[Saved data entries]
::::::::
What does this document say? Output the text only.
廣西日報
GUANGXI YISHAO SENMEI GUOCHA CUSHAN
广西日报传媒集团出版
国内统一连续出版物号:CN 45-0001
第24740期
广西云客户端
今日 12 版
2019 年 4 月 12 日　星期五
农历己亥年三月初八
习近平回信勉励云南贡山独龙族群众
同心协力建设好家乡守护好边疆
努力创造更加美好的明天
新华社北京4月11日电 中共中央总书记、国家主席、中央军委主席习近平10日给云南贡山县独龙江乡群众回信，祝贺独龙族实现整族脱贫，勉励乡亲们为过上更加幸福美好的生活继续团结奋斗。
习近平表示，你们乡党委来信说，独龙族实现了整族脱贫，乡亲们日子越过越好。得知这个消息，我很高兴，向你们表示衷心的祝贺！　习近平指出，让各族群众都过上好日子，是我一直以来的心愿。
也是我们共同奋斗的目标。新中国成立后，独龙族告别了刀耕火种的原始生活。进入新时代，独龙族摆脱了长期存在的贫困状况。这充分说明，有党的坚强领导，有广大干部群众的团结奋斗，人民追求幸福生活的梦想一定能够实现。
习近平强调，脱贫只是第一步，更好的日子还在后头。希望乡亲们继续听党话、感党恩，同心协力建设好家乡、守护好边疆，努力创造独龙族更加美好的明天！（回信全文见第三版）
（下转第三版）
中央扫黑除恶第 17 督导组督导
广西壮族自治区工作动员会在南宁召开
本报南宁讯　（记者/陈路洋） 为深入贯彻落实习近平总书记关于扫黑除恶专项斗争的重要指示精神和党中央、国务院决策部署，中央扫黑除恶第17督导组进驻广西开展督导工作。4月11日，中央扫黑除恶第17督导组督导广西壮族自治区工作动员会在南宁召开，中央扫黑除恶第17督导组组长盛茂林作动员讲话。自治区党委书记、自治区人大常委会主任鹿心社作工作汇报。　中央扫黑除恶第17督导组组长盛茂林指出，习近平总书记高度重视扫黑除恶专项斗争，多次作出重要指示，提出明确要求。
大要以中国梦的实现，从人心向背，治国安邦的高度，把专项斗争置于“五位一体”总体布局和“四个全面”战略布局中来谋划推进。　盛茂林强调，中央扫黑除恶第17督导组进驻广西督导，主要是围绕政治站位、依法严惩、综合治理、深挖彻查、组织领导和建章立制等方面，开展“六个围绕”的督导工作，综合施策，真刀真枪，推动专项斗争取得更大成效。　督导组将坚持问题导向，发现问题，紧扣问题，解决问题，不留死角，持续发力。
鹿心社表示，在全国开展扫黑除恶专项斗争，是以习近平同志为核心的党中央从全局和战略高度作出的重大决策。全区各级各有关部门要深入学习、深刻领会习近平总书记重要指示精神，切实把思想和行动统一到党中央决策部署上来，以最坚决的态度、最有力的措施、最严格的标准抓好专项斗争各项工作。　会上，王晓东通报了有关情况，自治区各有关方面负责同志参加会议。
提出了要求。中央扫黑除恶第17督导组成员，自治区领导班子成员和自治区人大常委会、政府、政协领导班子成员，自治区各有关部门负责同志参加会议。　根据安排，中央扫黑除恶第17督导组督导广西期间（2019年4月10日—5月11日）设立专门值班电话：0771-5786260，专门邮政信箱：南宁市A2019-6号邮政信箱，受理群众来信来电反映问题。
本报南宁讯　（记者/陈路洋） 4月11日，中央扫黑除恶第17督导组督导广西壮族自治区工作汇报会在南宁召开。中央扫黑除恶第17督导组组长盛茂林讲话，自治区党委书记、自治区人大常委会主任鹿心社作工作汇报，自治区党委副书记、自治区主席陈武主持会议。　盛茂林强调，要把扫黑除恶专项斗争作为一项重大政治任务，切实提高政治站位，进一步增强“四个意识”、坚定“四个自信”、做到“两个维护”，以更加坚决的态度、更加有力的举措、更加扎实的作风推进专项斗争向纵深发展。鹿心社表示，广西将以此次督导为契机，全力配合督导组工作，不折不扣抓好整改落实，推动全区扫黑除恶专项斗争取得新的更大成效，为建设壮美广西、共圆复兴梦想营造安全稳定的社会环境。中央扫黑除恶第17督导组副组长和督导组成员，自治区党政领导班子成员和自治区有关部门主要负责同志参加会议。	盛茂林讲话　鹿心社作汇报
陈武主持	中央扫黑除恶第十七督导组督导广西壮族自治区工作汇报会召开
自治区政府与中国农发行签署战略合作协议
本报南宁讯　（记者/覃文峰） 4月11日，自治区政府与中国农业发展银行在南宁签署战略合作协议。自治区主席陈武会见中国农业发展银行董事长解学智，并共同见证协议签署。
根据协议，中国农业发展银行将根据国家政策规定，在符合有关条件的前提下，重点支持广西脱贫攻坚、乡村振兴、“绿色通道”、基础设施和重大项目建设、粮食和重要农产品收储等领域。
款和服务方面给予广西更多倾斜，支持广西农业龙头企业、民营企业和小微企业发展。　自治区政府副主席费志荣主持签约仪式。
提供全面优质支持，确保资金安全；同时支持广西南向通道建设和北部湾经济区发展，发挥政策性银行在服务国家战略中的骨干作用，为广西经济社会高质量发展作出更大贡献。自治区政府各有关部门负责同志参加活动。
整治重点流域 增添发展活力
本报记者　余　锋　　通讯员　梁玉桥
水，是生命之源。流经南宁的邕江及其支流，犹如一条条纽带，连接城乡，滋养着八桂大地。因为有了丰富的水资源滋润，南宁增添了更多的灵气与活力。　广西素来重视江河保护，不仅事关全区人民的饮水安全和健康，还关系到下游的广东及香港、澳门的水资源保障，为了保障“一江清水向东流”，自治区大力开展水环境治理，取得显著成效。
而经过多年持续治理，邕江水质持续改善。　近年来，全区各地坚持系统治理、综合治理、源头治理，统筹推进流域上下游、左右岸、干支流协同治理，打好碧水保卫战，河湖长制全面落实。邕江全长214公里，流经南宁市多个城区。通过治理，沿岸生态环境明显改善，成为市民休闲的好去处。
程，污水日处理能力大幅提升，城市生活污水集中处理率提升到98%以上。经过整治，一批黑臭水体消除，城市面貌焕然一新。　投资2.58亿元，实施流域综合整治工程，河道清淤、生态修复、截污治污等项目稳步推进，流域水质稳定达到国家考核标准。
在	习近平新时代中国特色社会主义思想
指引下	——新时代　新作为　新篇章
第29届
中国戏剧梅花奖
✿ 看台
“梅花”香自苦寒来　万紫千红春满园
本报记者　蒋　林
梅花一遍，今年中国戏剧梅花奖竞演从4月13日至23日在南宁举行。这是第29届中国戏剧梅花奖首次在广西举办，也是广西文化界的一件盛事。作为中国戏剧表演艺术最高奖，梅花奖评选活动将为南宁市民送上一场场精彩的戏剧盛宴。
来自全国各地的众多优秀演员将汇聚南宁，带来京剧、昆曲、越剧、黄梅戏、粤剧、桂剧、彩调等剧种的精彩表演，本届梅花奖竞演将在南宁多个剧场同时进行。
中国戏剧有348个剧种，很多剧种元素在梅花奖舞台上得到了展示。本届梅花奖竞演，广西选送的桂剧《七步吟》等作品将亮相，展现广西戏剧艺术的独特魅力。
::::::::
Exercise goal | Locate the lines above that hold the word "综合治理". Show every one of them.

The output |
大要以中国梦的实现，从人心向背，治国安邦的高度，把专项斗争置于“五位一体”总体布局和“四个全面”战略布局中来谋划推进。　盛茂林强调，中央扫黑除恶第17督导组进驻广西督导，主要是围绕政治站位、依法严惩、综合治理、深挖彻查、组织领导和建章立制等方面，开展“六个围绕”的督导工作，综合施策，真刀真枪，推动专项斗争取得更大成效。　督导组将坚持问题导向，发现问题，紧扣问题，解决问题，不留死角，持续发力。
而经过多年持续治理，邕江水质持续改善。　近年来，全区各地坚持系统治理、综合治理、源头治理，统筹推进流域上下游、左右岸、干支流协同治理，打好碧水保卫战，河湖长制全面落实。邕江全长214公里，流经南宁市多个城区。通过治理，沿岸生态环境明显改善，成为市民休闲的好去处。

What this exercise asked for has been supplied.